| The records |
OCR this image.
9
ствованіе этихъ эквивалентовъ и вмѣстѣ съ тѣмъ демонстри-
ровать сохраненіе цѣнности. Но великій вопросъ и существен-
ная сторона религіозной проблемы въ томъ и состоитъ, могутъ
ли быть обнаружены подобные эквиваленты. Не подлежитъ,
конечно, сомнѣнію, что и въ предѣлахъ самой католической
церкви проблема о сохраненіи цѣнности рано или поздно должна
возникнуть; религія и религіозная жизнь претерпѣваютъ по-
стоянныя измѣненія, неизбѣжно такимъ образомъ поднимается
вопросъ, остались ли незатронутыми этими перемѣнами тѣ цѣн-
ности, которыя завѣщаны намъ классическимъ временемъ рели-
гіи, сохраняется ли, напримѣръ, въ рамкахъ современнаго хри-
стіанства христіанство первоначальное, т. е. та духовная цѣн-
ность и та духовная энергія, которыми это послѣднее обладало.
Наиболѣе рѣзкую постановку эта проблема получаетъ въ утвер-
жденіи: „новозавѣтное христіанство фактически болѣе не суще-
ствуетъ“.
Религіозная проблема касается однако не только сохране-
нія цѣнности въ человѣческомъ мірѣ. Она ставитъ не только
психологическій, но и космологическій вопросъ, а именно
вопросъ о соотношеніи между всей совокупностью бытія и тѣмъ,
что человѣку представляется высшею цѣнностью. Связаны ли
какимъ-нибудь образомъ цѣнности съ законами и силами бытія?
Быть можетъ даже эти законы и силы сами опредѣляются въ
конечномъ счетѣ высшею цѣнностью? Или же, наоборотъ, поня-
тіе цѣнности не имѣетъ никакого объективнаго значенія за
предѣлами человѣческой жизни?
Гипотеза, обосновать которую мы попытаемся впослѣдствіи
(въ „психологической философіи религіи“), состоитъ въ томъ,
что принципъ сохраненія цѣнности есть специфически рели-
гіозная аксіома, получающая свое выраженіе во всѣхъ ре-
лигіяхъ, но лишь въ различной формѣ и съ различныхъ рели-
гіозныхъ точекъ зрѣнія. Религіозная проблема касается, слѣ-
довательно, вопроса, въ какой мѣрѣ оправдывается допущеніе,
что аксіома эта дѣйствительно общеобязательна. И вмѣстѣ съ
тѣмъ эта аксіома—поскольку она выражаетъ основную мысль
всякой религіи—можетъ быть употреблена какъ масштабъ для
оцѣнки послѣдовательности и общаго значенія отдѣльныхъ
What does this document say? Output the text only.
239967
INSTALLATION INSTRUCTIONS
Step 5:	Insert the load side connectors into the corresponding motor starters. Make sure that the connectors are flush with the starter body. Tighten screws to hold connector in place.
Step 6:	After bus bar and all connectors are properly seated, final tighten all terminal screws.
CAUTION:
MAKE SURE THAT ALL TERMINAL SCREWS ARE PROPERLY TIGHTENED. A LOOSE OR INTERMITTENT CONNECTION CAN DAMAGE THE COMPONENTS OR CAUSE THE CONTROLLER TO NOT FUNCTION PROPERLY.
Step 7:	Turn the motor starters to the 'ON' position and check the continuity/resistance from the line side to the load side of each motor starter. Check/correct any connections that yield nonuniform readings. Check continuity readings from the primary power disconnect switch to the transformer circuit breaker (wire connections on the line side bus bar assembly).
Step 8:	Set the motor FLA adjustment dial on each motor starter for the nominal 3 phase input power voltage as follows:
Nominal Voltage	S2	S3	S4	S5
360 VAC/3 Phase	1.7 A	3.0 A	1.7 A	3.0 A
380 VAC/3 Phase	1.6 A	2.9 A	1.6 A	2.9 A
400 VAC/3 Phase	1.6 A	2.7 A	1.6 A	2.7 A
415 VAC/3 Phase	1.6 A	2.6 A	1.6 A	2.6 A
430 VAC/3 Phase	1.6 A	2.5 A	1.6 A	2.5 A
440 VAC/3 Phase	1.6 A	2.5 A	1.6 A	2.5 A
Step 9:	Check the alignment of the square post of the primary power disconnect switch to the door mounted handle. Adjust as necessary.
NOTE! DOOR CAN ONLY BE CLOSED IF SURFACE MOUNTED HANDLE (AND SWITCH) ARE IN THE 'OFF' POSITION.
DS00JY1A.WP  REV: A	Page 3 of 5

| Task goal |
From the records above, pull out every line containing the word "starter".

| Answer to the task |
Step 5:	Insert the load side connectors into the corresponding motor starters. Make sure that the connectors are flush with the starter body. Tighten screws to hold connector in place.
Step 7:	Turn the motor starters to the 'ON' position and check the continuity/resistance from the line side to the load side of each motor starter. Check/correct any connections that yield nonuniform readings. Check continuity readings from the primary power disconnect switch to the transformer circuit breaker (wire connections on the line side bus bar assembly).
Step 8:	Set the motor FLA adjustment dial on each motor starter for the nominal 3 phase input power voltage as follows:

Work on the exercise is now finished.